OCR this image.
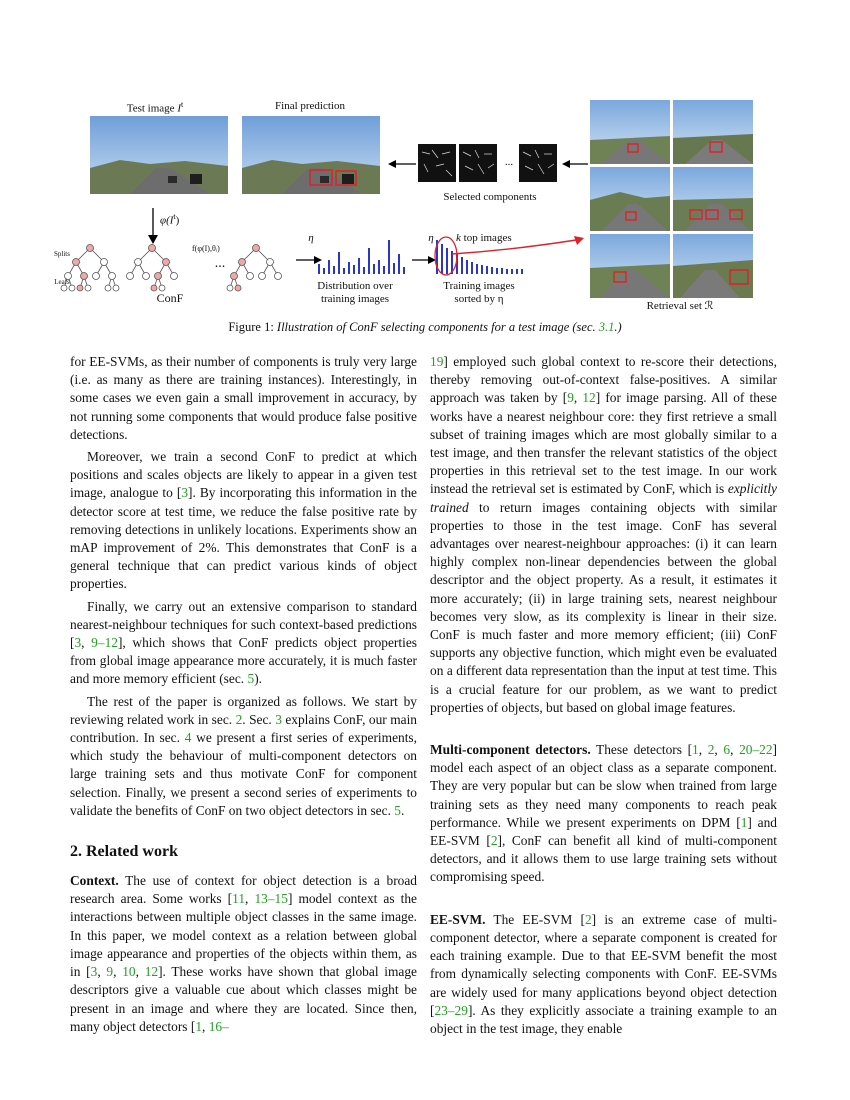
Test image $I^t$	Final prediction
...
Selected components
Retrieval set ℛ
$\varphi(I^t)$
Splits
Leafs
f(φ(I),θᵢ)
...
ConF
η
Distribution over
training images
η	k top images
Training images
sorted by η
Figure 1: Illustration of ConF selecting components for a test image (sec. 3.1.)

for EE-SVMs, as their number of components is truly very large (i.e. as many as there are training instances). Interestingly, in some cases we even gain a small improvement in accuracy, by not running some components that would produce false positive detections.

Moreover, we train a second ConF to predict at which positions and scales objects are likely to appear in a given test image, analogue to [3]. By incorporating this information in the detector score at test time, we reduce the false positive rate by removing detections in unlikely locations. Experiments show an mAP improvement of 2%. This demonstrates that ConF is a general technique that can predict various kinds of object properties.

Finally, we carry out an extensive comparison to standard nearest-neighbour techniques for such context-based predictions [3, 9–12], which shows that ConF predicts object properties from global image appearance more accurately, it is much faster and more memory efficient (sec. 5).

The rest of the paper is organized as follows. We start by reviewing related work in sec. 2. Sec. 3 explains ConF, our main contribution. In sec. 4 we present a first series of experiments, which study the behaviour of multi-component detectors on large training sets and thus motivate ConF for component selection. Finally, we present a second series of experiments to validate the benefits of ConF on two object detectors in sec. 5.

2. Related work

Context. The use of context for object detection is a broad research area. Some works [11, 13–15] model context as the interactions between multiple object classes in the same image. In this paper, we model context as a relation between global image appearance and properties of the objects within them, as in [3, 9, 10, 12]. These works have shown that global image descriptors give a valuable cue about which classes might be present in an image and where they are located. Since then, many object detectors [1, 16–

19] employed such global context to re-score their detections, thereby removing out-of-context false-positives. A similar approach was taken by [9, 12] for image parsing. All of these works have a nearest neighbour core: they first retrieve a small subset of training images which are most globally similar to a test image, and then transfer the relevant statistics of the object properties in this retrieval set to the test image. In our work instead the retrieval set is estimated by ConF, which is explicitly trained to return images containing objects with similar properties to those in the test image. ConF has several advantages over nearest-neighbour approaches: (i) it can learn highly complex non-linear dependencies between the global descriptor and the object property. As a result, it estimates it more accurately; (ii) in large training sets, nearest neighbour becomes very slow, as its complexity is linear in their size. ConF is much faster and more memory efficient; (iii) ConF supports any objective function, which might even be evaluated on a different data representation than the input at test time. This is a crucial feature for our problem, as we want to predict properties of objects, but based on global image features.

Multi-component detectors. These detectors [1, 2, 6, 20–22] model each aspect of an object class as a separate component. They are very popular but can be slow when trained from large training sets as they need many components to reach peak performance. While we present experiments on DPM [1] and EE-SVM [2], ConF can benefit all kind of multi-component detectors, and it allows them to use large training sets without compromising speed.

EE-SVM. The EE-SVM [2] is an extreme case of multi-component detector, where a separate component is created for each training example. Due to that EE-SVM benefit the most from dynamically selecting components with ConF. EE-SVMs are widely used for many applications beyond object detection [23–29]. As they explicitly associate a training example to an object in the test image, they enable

:::::

• _GOAL_
Copy each line of the records precisely and drop any images they hold.

• _THE COMPLETED TASK_
OCR this image.
Test image $I^t$	Final prediction
...
Selected components
Retrieval set ℛ
$\varphi(I^t)$
Splits
Leafs
f(φ(I),θᵢ)
...
ConF
η
Distribution over
training images
η	k top images
Training images
sorted by η
Figure 1: Illustration of ConF selecting components for a test image (sec. 3.1.)

for EE-SVMs, as their number of components is truly very large (i.e. as many as there are training instances). Interestingly, in some cases we even gain a small improvement in accuracy, by not running some components that would produce false positive detections.

Moreover, we train a second ConF to predict at which positions and scales objects are likely to appear in a given test image, analogue to [3]. By incorporating this information in the detector score at test time, we reduce the false positive rate by removing detections in unlikely locations. Experiments show an mAP improvement of 2%. This demonstrates that ConF is a general technique that can predict various kinds of object properties.

Finally, we carry out an extensive comparison to standard nearest-neighbour techniques for such context-based predictions [3, 9–12], which shows that ConF predicts object properties from global image appearance more accurately, it is much faster and more memory efficient (sec. 5).

The rest of the paper is organized as follows. We start by reviewing related work in sec. 2. Sec. 3 explains ConF, our main contribution. In sec. 4 we present a first series of experiments, which study the behaviour of multi-component detectors on large training sets and thus motivate ConF for component selection. Finally, we present a second series of experiments to validate the benefits of ConF on two object detectors in sec. 5.

2. Related work

Context. The use of context for object detection is a broad research area. Some works [11, 13–15] model context as the interactions between multiple object classes in the same image. In this paper, we model context as a relation between global image appearance and properties of the objects within them, as in [3, 9, 10, 12]. These works have shown that global image descriptors give a valuable cue about which classes might be present in an image and where they are located. Since then, many object detectors [1, 16–

19] employed such global context to re-score their detections, thereby removing out-of-context false-positives. A similar approach was taken by [9, 12] for image parsing. All of these works have a nearest neighbour core: they first retrieve a small subset of training images which are most globally similar to a test image, and then transfer the relevant statistics of the object properties in this retrieval set to the test image. In our work instead the retrieval set is estimated by ConF, which is explicitly trained to return images containing objects with similar properties to those in the test image. ConF has several advantages over nearest-neighbour approaches: (i) it can learn highly complex non-linear dependencies between the global descriptor and the object property. As a result, it estimates it more accurately; (ii) in large training sets, nearest neighbour becomes very slow, as its complexity is linear in their size. ConF is much faster and more memory efficient; (iii) ConF supports any objective function, which might even be evaluated on a different data representation than the input at test time. This is a crucial feature for our problem, as we want to predict properties of objects, but based on global image features.

Multi-component detectors. These detectors [1, 2, 6, 20–22] model each aspect of an object class as a separate component. They are very popular but can be slow when trained from large training sets as they need many components to reach peak performance. While we present experiments on DPM [1] and EE-SVM [2], ConF can benefit all kind of multi-component detectors, and it allows them to use large training sets without compromising speed.

EE-SVM. The EE-SVM [2] is an extreme case of multi-component detector, where a separate component is created for each training example. Due to that EE-SVM benefit the most from dynamically selecting components with ConF. EE-SVMs are widely used for many applications beyond object detection [23–29]. As they explicitly associate a training example to an object in the test image, they enable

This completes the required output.